_Data supplied_
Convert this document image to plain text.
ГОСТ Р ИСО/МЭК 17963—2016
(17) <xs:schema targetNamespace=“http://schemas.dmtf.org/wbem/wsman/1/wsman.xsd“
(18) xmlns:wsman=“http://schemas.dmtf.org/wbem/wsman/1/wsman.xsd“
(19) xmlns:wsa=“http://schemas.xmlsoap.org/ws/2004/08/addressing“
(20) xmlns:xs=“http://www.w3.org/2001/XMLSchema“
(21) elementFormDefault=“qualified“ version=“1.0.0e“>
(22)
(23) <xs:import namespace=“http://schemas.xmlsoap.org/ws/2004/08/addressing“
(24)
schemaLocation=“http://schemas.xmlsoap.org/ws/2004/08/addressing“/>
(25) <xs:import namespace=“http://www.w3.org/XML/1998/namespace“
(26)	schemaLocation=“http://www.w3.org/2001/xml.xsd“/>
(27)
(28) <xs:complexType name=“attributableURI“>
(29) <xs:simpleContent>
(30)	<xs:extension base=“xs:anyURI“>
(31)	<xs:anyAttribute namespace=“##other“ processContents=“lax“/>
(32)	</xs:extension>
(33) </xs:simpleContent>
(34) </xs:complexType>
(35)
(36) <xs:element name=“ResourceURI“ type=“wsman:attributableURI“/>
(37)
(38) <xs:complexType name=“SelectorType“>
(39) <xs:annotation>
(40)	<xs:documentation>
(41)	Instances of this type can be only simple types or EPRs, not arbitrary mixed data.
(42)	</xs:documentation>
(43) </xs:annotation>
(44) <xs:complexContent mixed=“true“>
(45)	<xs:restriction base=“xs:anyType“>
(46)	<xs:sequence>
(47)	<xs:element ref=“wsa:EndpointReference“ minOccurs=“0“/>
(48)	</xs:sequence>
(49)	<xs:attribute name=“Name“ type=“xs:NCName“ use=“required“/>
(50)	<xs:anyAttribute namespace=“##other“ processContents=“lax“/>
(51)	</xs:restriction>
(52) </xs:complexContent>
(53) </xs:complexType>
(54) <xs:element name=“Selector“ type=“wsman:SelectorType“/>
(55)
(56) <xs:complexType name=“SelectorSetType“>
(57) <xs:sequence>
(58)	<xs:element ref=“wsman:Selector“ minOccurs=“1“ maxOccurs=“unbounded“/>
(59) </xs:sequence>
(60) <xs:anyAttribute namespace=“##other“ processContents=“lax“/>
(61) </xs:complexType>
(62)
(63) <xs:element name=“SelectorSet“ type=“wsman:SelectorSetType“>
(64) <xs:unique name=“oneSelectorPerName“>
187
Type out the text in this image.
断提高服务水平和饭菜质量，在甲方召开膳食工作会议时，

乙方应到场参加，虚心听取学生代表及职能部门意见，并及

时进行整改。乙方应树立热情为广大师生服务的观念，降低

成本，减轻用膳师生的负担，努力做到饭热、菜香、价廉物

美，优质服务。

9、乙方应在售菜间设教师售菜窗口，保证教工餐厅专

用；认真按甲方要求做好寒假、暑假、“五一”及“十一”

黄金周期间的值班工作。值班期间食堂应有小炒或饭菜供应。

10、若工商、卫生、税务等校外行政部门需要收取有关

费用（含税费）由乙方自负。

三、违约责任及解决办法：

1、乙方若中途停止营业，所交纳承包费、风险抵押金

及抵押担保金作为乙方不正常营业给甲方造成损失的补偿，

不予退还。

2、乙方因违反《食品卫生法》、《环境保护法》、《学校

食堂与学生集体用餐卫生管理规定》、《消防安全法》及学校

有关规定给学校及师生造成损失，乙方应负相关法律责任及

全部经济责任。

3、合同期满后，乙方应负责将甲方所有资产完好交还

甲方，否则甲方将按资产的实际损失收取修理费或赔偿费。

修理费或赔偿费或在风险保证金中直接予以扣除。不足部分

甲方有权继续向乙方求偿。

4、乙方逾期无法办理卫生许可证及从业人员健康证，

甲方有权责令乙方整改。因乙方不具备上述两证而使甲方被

_Task description_
All of the data shown above must be copied exactly.

_Written solution_
Convert this document image to plain text.
ГОСТ Р ИСО/МЭК 17963—2016
(17) <xs:schema targetNamespace=“http://schemas.dmtf.org/wbem/wsman/1/wsman.xsd“
(18) xmlns:wsman=“http://schemas.dmtf.org/wbem/wsman/1/wsman.xsd“
(19) xmlns:wsa=“http://schemas.xmlsoap.org/ws/2004/08/addressing“
(20) xmlns:xs=“http://www.w3.org/2001/XMLSchema“
(21) elementFormDefault=“qualified“ version=“1.0.0e“>
(22)
(23) <xs:import namespace=“http://schemas.xmlsoap.org/ws/2004/08/addressing“
(24)
schemaLocation=“http://schemas.xmlsoap.org/ws/2004/08/addressing“/>
(25) <xs:import namespace=“http://www.w3.org/XML/1998/namespace“
(26)	schemaLocation=“http://www.w3.org/2001/xml.xsd“/>
(27)
(28) <xs:complexType name=“attributableURI“>
(29) <xs:simpleContent>
(30)	<xs:extension base=“xs:anyURI“>
(31)	<xs:anyAttribute namespace=“##other“ processContents=“lax“/>
(32)	</xs:extension>
(33) </xs:simpleContent>
(34) </xs:complexType>
(35)
(36) <xs:element name=“ResourceURI“ type=“wsman:attributableURI“/>
(37)
(38) <xs:complexType name=“SelectorType“>
(39) <xs:annotation>
(40)	<xs:documentation>
(41)	Instances of this type can be only simple types or EPRs, not arbitrary mixed data.
(42)	</xs:documentation>
(43) </xs:annotation>
(44) <xs:complexContent mixed=“true“>
(45)	<xs:restriction base=“xs:anyType“>
(46)	<xs:sequence>
(47)	<xs:element ref=“wsa:EndpointReference“ minOccurs=“0“/>
(48)	</xs:sequence>
(49)	<xs:attribute name=“Name“ type=“xs:NCName“ use=“required“/>
(50)	<xs:anyAttribute namespace=“##other“ processContents=“lax“/>
(51)	</xs:restriction>
(52) </xs:complexContent>
(53) </xs:complexType>
(54) <xs:element name=“Selector“ type=“wsman:SelectorType“/>
(55)
(56) <xs:complexType name=“SelectorSetType“>
(57) <xs:sequence>
(58)	<xs:element ref=“wsman:Selector“ minOccurs=“1“ maxOccurs=“unbounded“/>
(59) </xs:sequence>
(60) <xs:anyAttribute namespace=“##other“ processContents=“lax“/>
(61) </xs:complexType>
(62)
(63) <xs:element name=“SelectorSet“ type=“wsman:SelectorSetType“>
(64) <xs:unique name=“oneSelectorPerName“>
187
Type out the text in this image.
断提高服务水平和饭菜质量，在甲方召开膳食工作会议时，

乙方应到场参加，虚心听取学生代表及职能部门意见，并及

时进行整改。乙方应树立热情为广大师生服务的观念，降低

成本，减轻用膳师生的负担，努力做到饭热、菜香、价廉物

美，优质服务。

9、乙方应在售菜间设教师售菜窗口，保证教工餐厅专

用；认真按甲方要求做好寒假、暑假、“五一”及“十一”

黄金周期间的值班工作。值班期间食堂应有小炒或饭菜供应。

10、若工商、卫生、税务等校外行政部门需要收取有关

费用（含税费）由乙方自负。

三、违约责任及解决办法：

1、乙方若中途停止营业，所交纳承包费、风险抵押金

及抵押担保金作为乙方不正常营业给甲方造成损失的补偿，

不予退还。

2、乙方因违反《食品卫生法》、《环境保护法》、《学校

食堂与学生集体用餐卫生管理规定》、《消防安全法》及学校

有关规定给学校及师生造成损失，乙方应负相关法律责任及

全部经济责任。

3、合同期满后，乙方应负责将甲方所有资产完好交还

甲方，否则甲方将按资产的实际损失收取修理费或赔偿费。

修理费或赔偿费或在风险保证金中直接予以扣除。不足部分

甲方有权继续向乙方求偿。

4、乙方逾期无法办理卫生许可证及从业人员健康证，

甲方有权责令乙方整改。因乙方不具备上述两证而使甲方被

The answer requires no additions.